SET TASK: Report all lines from the entries below in which "color" appears.

INFORMATION SHOWN:
╭──

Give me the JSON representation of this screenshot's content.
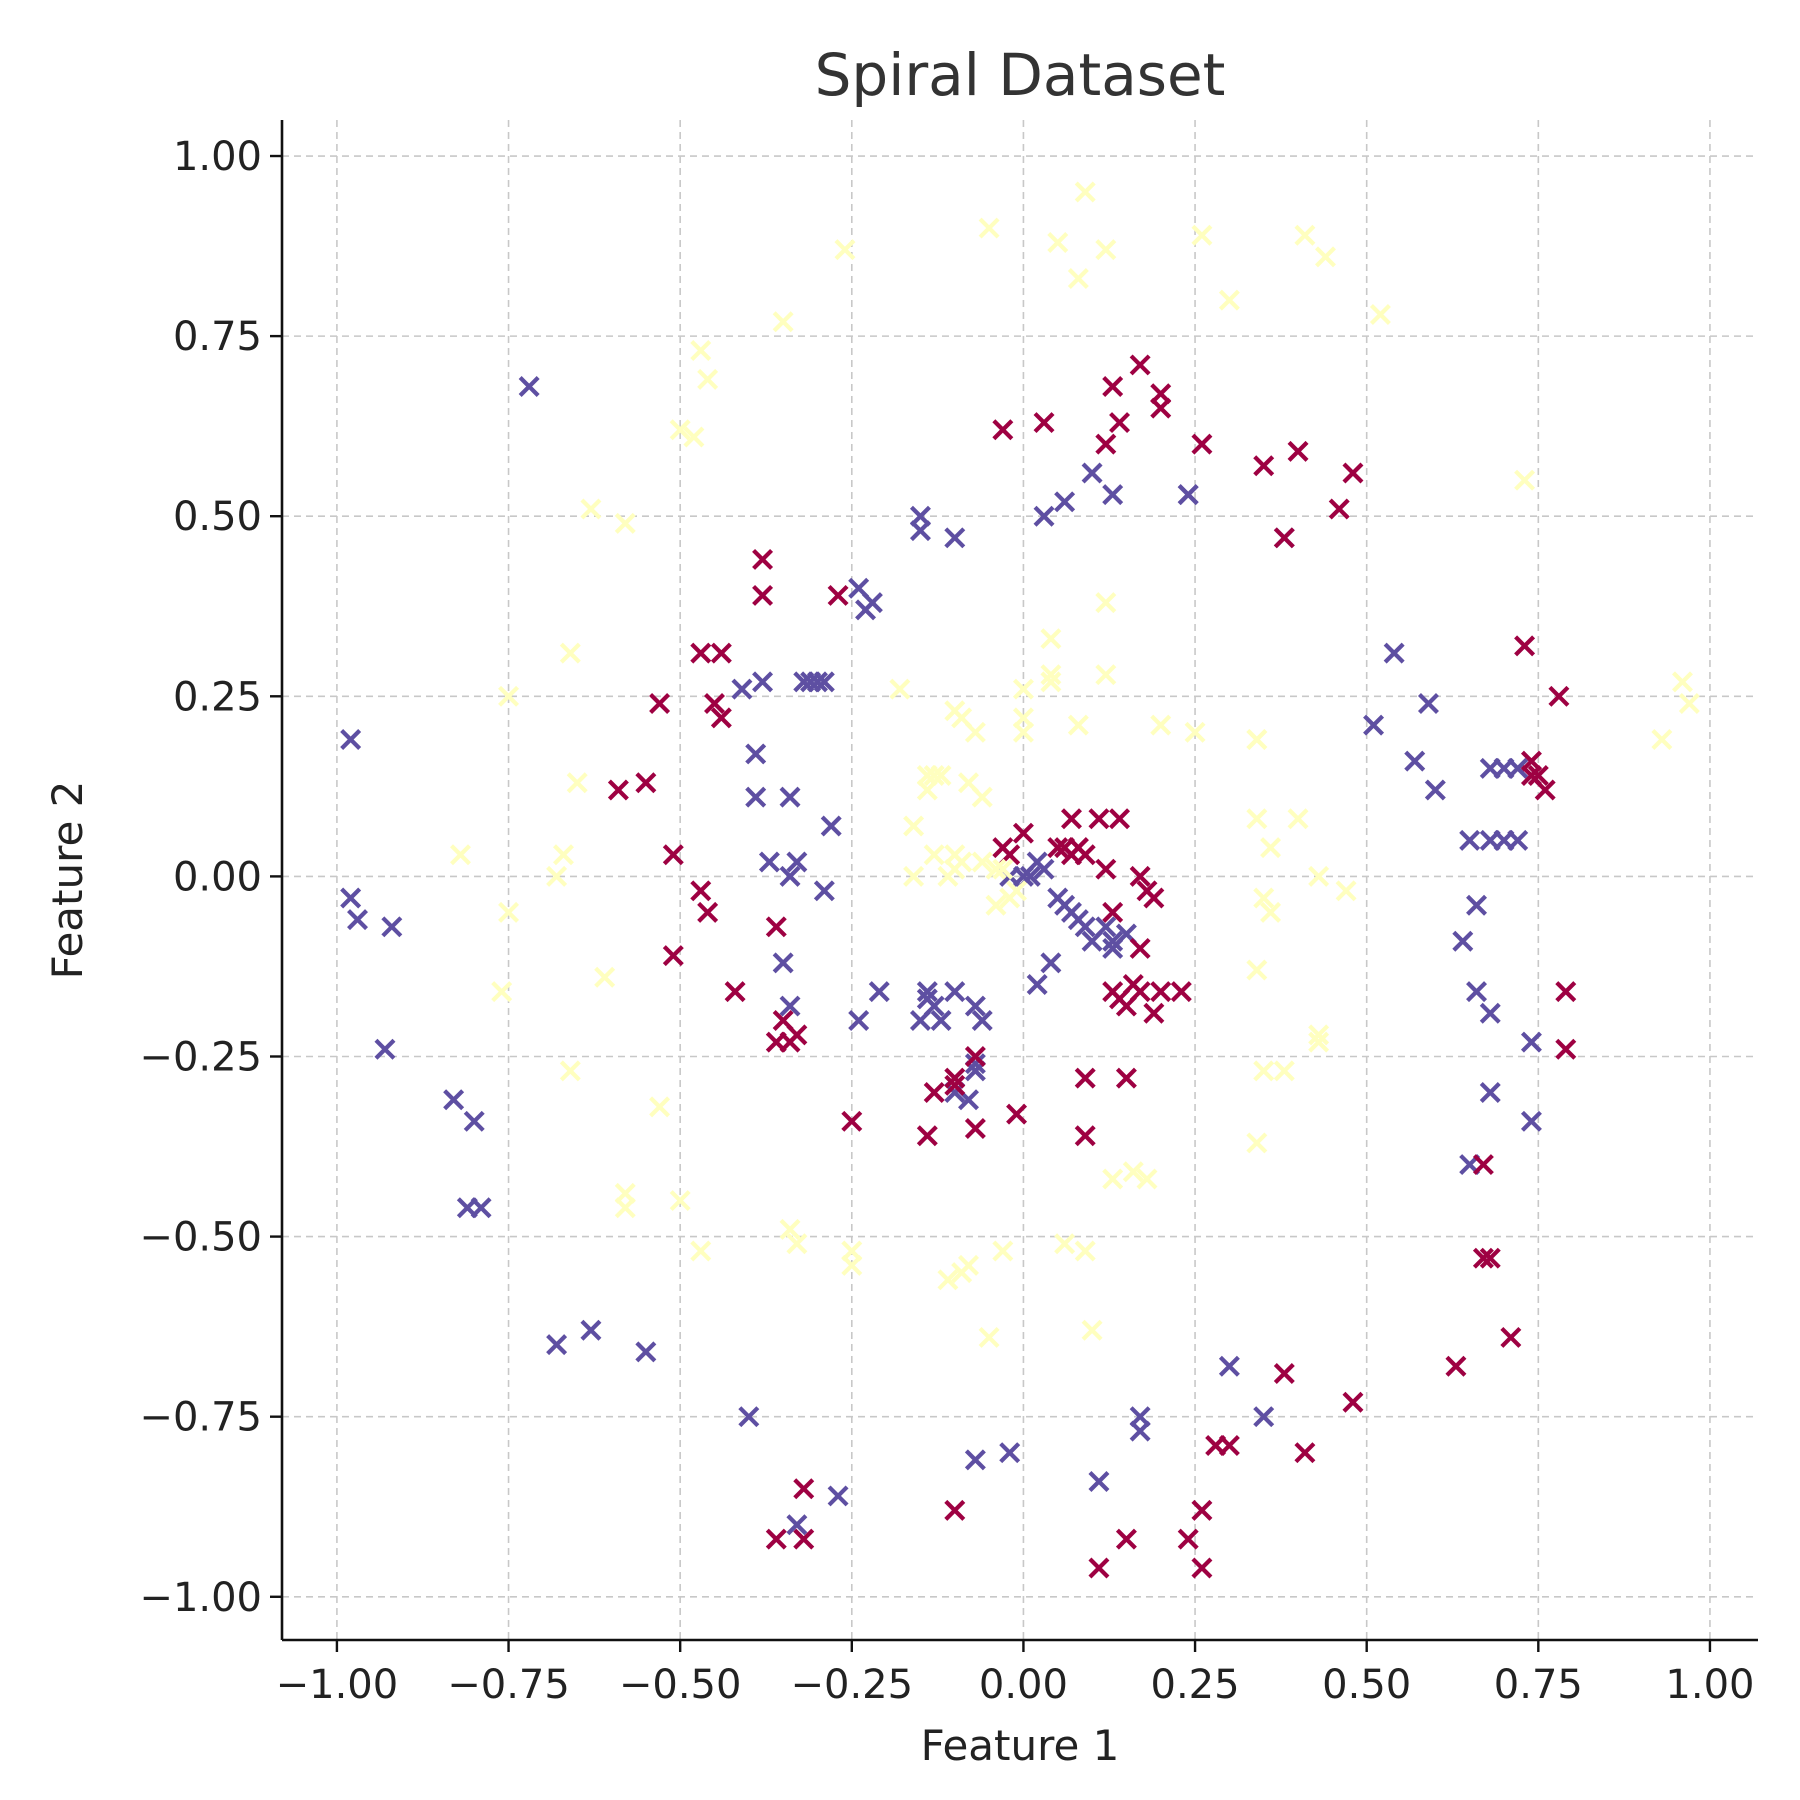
{
  "chart_data": {
    "type": "scatter",
    "title": "Spiral Dataset",
    "xlabel": "Feature 1",
    "ylabel": "Feature 2",
    "xlim": [
      -1.08,
      1.07
    ],
    "ylim": [
      -1.06,
      1.05
    ],
    "xticks": [
      -1.0,
      -0.75,
      -0.5,
      -0.25,
      0.0,
      0.25,
      0.5,
      0.75,
      1.0
    ],
    "xtick_labels": [
      "−1.00",
      "−0.75",
      "−0.50",
      "−0.25",
      "0.00",
      "0.25",
      "0.50",
      "0.75",
      "1.00"
    ],
    "yticks": [
      -1.0,
      -0.75,
      -0.5,
      -0.25,
      0.0,
      0.25,
      0.5,
      0.75,
      1.0
    ],
    "ytick_labels": [
      "−1.00",
      "−0.75",
      "−0.50",
      "−0.25",
      "0.00",
      "0.25",
      "0.50",
      "0.75",
      "1.00"
    ],
    "grid": true,
    "marker": "x",
    "series": [
      {
        "color": "#5e4fa2",
        "x": [
          -0.72,
          -0.98,
          -0.98,
          -0.97,
          -0.92,
          -0.93,
          -0.83,
          -0.8,
          -0.81,
          -0.79,
          -0.68,
          -0.63,
          -0.55,
          -0.4,
          -0.33,
          -0.27,
          -0.41,
          -0.39,
          -0.38,
          -0.32,
          -0.31,
          -0.3,
          -0.29,
          -0.39,
          -0.34,
          -0.37,
          -0.34,
          -0.33,
          -0.28,
          -0.29,
          -0.35,
          -0.34,
          -0.24,
          -0.23,
          -0.22,
          -0.24,
          -0.21,
          -0.15,
          -0.15,
          -0.14,
          -0.13,
          -0.12,
          -0.1,
          -0.06,
          -0.1,
          -0.08,
          -0.07,
          -0.07,
          -0.14,
          -0.15,
          -0.1,
          -0.07,
          -0.02,
          0.0,
          0.01,
          0.02,
          0.03,
          0.02,
          0.04,
          0.05,
          0.06,
          0.07,
          0.08,
          0.09,
          0.1,
          0.12,
          0.13,
          0.13,
          0.15,
          0.03,
          0.06,
          0.1,
          0.13,
          0.24,
          0.24,
          0.38,
          0.54,
          0.51,
          0.57,
          0.59,
          0.6,
          0.68,
          0.7,
          0.72,
          0.65,
          0.68,
          0.7,
          0.72,
          0.66,
          0.64,
          0.66,
          0.68,
          0.74,
          0.68,
          0.74,
          0.65,
          0.3,
          0.35,
          0.17,
          0.17,
          0.11,
          -0.02,
          -0.07
        ],
        "y": [
          0.68,
          0.19,
          -0.03,
          -0.06,
          -0.07,
          -0.24,
          -0.31,
          -0.34,
          -0.46,
          -0.46,
          -0.65,
          -0.63,
          -0.66,
          -0.75,
          -0.9,
          -0.86,
          0.26,
          0.17,
          0.27,
          0.27,
          0.27,
          0.27,
          0.27,
          0.11,
          0.11,
          0.02,
          0.0,
          0.02,
          0.07,
          -0.02,
          -0.12,
          -0.18,
          0.4,
          0.37,
          0.38,
          -0.2,
          -0.16,
          0.5,
          0.48,
          -0.16,
          -0.18,
          -0.2,
          0.47,
          -0.2,
          -0.3,
          -0.31,
          -0.27,
          -0.26,
          -0.17,
          -0.2,
          -0.16,
          -0.18,
          0.0,
          0.0,
          0.0,
          0.02,
          0.01,
          -0.15,
          -0.12,
          -0.03,
          -0.04,
          -0.05,
          -0.06,
          -0.07,
          -0.09,
          -0.07,
          -0.09,
          -0.1,
          -0.08,
          0.5,
          0.52,
          0.56,
          0.53,
          0.53,
          0.53,
          0.47,
          0.31,
          0.21,
          0.16,
          0.24,
          0.12,
          0.15,
          0.15,
          0.15,
          0.05,
          0.05,
          0.05,
          0.05,
          -0.04,
          -0.09,
          -0.16,
          -0.19,
          -0.23,
          -0.3,
          -0.34,
          -0.4,
          -0.68,
          -0.75,
          -0.75,
          -0.77,
          -0.84,
          -0.8,
          -0.81
        ]
      },
      {
        "color": "#9e0142",
        "x": [
          -0.38,
          -0.38,
          -0.27,
          -0.47,
          -0.44,
          -0.45,
          -0.44,
          -0.53,
          -0.59,
          -0.55,
          -0.51,
          -0.47,
          -0.46,
          -0.51,
          -0.42,
          -0.36,
          -0.36,
          -0.34,
          -0.33,
          -0.35,
          -0.25,
          -0.14,
          -0.13,
          -0.1,
          -0.1,
          -0.07,
          -0.07,
          -0.01,
          -0.03,
          0.0,
          -0.02,
          0.05,
          0.07,
          0.08,
          0.09,
          0.11,
          0.12,
          0.14,
          0.06,
          0.07,
          0.08,
          0.13,
          0.13,
          0.17,
          0.18,
          0.19,
          0.17,
          0.14,
          0.15,
          0.16,
          0.17,
          0.2,
          0.23,
          0.19,
          0.09,
          0.09,
          0.15,
          -0.03,
          0.03,
          0.12,
          0.13,
          0.14,
          0.17,
          0.2,
          0.2,
          0.26,
          0.35,
          0.4,
          0.48,
          0.46,
          0.38,
          0.73,
          0.78,
          0.74,
          0.75,
          0.76,
          0.74,
          0.79,
          0.79,
          0.67,
          0.67,
          0.68,
          0.71,
          0.63,
          0.48,
          0.41,
          0.38,
          0.3,
          0.28,
          0.26,
          0.24,
          0.26,
          0.15,
          0.11,
          -0.1,
          -0.32,
          -0.32,
          -0.36
        ],
        "y": [
          0.44,
          0.39,
          0.39,
          0.31,
          0.31,
          0.24,
          0.22,
          0.24,
          0.12,
          0.13,
          0.03,
          -0.02,
          -0.05,
          -0.11,
          -0.16,
          -0.07,
          -0.23,
          -0.23,
          -0.22,
          -0.2,
          -0.34,
          -0.36,
          -0.3,
          -0.29,
          -0.28,
          -0.25,
          -0.35,
          -0.33,
          0.04,
          0.06,
          0.03,
          0.04,
          0.08,
          0.04,
          0.03,
          0.08,
          0.01,
          0.08,
          0.04,
          0.03,
          0.04,
          -0.05,
          -0.16,
          0.0,
          -0.02,
          -0.03,
          -0.1,
          -0.17,
          -0.18,
          -0.15,
          -0.16,
          -0.16,
          -0.16,
          -0.19,
          -0.28,
          -0.36,
          -0.28,
          0.62,
          0.63,
          0.6,
          0.68,
          0.63,
          0.71,
          0.67,
          0.65,
          0.6,
          0.57,
          0.59,
          0.56,
          0.51,
          0.47,
          0.32,
          0.25,
          0.16,
          0.14,
          0.12,
          0.14,
          -0.16,
          -0.24,
          -0.4,
          -0.53,
          -0.53,
          -0.64,
          -0.68,
          -0.73,
          -0.8,
          -0.69,
          -0.79,
          -0.79,
          -0.88,
          -0.92,
          -0.96,
          -0.92,
          -0.96,
          -0.88,
          -0.85,
          -0.92,
          -0.92
        ]
      },
      {
        "color": "#ffffbf",
        "x": [
          0.09,
          -0.26,
          -0.05,
          0.05,
          0.12,
          0.08,
          0.26,
          0.3,
          0.41,
          0.44,
          0.52,
          -0.35,
          -0.47,
          -0.46,
          -0.5,
          -0.48,
          -0.63,
          -0.58,
          -0.66,
          -0.75,
          -0.65,
          -0.82,
          -0.67,
          -0.68,
          -0.75,
          -0.76,
          -0.61,
          -0.66,
          -0.53,
          -0.58,
          -0.58,
          -0.5,
          -0.47,
          -0.34,
          -0.33,
          -0.25,
          -0.25,
          -0.11,
          -0.09,
          -0.08,
          -0.03,
          -0.05,
          0.06,
          0.09,
          0.1,
          0.13,
          0.18,
          0.16,
          0.34,
          0.35,
          0.38,
          0.43,
          0.43,
          0.34,
          0.35,
          0.36,
          0.34,
          0.43,
          0.47,
          0.4,
          0.34,
          0.36,
          0.73,
          0.93,
          0.96,
          0.97,
          0.12,
          0.04,
          0.04,
          0.04,
          0.12,
          0.08,
          0.2,
          0.25,
          0.34,
          -0.18,
          -0.1,
          -0.09,
          -0.07,
          -0.16,
          -0.13,
          -0.1,
          -0.1,
          -0.13,
          -0.16,
          -0.11,
          -0.09,
          -0.06,
          -0.04,
          -0.03,
          -0.02,
          0.0,
          0.0,
          0.0,
          -0.14,
          -0.14,
          -0.12,
          -0.08,
          -0.06,
          -0.04,
          -0.01
        ],
        "y": [
          0.95,
          0.87,
          0.9,
          0.88,
          0.87,
          0.83,
          0.89,
          0.8,
          0.89,
          0.86,
          0.78,
          0.77,
          0.73,
          0.69,
          0.62,
          0.61,
          0.51,
          0.49,
          0.31,
          0.25,
          0.13,
          0.03,
          0.03,
          0.0,
          -0.05,
          -0.16,
          -0.14,
          -0.27,
          -0.32,
          -0.44,
          -0.46,
          -0.45,
          -0.52,
          -0.49,
          -0.51,
          -0.52,
          -0.54,
          -0.56,
          -0.55,
          -0.54,
          -0.52,
          -0.64,
          -0.51,
          -0.52,
          -0.63,
          -0.42,
          -0.42,
          -0.41,
          -0.37,
          -0.27,
          -0.27,
          -0.22,
          -0.23,
          -0.13,
          -0.03,
          0.04,
          0.08,
          0.0,
          -0.02,
          0.08,
          0.19,
          -0.05,
          0.55,
          0.19,
          0.27,
          0.24,
          0.38,
          0.33,
          0.27,
          0.28,
          0.28,
          0.21,
          0.21,
          0.2,
          0.19,
          0.26,
          0.23,
          0.22,
          0.2,
          0.07,
          0.03,
          0.01,
          0.03,
          0.14,
          0.0,
          0.0,
          0.02,
          0.02,
          0.01,
          0.01,
          -0.03,
          0.26,
          0.22,
          0.2,
          0.14,
          0.12,
          0.14,
          0.13,
          0.11,
          -0.04,
          -0.02
        ]
      }
    ]
  }
}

╰──

WRITTEN RESPONSE:
        "color": "#5e4fa2",
        "color": "#9e0142",
        "color": "#ffffbf",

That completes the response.